--- BEGIN INPUT RECORDS ---

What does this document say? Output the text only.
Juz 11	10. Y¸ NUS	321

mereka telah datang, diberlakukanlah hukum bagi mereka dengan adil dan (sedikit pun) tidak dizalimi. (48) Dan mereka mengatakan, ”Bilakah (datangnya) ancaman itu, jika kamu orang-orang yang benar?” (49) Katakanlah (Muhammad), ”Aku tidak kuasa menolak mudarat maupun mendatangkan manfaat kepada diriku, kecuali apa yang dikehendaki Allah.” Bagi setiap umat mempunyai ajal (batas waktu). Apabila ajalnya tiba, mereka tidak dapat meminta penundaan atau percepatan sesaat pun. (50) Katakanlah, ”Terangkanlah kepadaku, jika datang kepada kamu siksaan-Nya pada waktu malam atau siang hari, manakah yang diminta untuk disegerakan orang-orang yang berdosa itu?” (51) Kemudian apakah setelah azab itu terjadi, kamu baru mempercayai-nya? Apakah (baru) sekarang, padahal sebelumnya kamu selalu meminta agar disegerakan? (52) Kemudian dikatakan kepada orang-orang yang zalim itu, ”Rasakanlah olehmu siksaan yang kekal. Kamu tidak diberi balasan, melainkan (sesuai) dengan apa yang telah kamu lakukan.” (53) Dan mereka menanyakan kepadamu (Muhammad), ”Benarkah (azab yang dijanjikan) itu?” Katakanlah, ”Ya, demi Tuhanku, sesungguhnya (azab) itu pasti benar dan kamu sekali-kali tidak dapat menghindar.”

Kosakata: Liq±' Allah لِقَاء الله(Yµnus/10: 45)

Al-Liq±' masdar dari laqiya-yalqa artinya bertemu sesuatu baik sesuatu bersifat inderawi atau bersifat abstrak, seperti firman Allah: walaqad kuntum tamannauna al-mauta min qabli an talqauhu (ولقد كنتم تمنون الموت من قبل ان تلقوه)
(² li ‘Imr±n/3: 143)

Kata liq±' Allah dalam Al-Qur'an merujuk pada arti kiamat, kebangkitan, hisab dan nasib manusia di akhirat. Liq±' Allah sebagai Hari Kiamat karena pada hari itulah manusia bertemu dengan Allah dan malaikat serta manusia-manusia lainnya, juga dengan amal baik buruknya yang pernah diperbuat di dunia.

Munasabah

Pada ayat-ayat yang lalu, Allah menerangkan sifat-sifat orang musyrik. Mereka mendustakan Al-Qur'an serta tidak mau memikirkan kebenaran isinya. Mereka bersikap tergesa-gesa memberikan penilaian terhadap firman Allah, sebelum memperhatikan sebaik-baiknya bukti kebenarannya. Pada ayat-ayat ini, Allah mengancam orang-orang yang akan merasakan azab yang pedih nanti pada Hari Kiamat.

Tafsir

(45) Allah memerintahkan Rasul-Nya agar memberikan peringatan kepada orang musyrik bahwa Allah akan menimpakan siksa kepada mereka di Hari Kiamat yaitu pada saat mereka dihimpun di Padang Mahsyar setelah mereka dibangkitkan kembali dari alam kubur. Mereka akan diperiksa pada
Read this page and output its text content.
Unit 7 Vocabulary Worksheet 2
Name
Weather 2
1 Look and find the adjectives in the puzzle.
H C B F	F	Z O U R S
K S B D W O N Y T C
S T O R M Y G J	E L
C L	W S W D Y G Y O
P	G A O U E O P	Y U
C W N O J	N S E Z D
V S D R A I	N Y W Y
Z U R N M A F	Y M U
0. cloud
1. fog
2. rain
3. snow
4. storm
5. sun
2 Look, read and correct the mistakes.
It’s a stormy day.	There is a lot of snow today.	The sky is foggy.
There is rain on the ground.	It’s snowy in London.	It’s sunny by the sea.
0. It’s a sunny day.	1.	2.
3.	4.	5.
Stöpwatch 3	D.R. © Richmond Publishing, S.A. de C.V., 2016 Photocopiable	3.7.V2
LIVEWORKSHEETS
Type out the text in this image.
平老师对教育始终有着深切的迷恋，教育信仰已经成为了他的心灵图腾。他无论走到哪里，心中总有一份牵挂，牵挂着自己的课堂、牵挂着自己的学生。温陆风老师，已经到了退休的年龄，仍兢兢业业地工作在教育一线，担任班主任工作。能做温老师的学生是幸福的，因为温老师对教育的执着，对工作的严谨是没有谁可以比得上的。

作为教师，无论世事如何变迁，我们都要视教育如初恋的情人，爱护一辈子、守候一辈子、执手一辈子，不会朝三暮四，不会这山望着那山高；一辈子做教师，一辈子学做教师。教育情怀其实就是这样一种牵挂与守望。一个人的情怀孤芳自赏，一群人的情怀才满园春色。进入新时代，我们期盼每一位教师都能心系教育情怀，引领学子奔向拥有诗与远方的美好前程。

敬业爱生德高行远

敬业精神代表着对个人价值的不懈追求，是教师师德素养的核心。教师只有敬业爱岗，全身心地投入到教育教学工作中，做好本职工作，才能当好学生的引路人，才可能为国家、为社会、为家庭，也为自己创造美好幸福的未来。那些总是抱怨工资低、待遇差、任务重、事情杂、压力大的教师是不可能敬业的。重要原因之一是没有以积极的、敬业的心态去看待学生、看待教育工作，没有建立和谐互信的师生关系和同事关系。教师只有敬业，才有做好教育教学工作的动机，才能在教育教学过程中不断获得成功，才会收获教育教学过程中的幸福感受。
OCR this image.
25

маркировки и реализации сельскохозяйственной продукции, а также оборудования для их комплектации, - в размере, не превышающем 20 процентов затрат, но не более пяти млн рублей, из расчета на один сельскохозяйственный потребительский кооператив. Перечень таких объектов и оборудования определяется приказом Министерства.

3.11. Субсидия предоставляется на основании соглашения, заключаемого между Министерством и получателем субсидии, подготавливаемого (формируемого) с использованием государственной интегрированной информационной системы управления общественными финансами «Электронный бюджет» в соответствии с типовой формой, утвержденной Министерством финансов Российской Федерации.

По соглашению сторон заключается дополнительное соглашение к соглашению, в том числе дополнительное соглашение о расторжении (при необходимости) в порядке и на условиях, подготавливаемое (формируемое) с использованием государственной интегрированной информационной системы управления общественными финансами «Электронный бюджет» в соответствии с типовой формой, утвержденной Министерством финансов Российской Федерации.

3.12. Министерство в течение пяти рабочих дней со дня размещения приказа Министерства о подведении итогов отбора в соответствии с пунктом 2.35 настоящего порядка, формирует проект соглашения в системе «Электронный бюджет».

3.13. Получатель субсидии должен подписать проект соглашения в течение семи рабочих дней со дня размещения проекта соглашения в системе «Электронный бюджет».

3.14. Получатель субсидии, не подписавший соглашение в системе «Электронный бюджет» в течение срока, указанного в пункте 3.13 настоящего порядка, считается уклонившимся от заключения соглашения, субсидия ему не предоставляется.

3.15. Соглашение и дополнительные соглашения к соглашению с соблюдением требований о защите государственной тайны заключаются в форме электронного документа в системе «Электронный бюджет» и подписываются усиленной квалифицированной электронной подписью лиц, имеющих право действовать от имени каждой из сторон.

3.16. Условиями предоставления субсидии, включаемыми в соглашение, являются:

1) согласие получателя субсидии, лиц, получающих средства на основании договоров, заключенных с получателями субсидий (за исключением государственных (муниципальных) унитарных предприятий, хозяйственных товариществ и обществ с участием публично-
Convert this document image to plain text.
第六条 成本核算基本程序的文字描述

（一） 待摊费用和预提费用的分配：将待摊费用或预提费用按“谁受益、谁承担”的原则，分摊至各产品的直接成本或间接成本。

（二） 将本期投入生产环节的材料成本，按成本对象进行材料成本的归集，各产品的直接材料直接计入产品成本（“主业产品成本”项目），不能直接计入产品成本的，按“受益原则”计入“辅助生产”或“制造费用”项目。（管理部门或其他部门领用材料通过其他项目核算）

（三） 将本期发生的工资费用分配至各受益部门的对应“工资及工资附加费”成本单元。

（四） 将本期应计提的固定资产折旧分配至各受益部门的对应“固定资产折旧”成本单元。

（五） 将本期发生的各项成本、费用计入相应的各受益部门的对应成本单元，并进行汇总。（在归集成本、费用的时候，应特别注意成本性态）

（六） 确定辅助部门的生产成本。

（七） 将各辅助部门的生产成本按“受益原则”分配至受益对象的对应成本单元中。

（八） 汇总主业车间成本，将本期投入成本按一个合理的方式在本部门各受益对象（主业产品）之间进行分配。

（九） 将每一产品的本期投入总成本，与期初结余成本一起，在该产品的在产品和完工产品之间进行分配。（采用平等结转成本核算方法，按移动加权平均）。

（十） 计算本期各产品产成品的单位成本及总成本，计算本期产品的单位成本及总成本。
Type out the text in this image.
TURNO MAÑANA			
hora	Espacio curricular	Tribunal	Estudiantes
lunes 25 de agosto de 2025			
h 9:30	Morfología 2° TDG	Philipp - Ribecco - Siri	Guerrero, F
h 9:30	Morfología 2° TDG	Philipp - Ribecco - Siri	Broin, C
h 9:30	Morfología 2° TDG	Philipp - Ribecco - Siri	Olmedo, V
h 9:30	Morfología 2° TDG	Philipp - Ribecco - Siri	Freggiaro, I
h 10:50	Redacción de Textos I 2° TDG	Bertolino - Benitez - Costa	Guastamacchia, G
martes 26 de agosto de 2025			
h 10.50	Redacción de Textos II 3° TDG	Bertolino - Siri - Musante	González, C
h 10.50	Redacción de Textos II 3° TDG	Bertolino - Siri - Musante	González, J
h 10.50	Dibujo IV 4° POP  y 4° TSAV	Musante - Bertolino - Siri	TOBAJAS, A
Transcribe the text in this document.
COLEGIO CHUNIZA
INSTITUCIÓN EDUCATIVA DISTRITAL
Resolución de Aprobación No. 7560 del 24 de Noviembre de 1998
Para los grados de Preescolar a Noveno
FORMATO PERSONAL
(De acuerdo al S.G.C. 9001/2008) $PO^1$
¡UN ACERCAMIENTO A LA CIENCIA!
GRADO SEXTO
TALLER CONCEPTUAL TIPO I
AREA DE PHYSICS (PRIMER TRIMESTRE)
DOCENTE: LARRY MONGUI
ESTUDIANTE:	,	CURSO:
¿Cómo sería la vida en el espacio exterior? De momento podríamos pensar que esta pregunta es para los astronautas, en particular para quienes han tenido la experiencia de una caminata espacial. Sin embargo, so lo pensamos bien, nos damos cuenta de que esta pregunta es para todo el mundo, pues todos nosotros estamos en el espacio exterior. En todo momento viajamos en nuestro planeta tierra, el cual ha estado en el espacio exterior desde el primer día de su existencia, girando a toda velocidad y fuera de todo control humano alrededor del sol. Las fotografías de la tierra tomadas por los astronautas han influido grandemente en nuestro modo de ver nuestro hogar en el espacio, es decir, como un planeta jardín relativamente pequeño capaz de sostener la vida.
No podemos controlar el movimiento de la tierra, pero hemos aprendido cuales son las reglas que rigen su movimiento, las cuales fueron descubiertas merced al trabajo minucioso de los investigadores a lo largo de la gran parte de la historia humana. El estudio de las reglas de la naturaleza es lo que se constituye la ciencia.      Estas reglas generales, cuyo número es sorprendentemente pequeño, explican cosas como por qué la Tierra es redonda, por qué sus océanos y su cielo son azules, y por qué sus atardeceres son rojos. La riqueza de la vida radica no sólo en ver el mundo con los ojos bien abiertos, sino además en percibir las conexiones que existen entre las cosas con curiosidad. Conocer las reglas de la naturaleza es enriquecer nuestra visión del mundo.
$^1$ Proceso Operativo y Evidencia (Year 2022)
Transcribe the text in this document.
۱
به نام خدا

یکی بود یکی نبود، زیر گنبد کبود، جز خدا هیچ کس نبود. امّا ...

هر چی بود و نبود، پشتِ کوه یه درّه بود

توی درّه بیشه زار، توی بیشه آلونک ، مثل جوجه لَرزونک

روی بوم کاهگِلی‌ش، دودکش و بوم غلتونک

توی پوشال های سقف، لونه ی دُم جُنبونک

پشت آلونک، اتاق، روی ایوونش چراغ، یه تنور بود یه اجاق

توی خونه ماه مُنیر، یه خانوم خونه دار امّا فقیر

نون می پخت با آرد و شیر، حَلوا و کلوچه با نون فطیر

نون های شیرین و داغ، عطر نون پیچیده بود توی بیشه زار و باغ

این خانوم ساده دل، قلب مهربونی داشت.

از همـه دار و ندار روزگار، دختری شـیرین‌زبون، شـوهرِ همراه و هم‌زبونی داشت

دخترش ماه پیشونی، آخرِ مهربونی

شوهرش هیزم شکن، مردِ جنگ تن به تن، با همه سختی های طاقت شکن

--- END INPUT RECORDS ---

PROBLEM TO SOLVE: Give the number of lines that carry the word "использованием", with nothing added.

WRITTEN SOLUTION: 2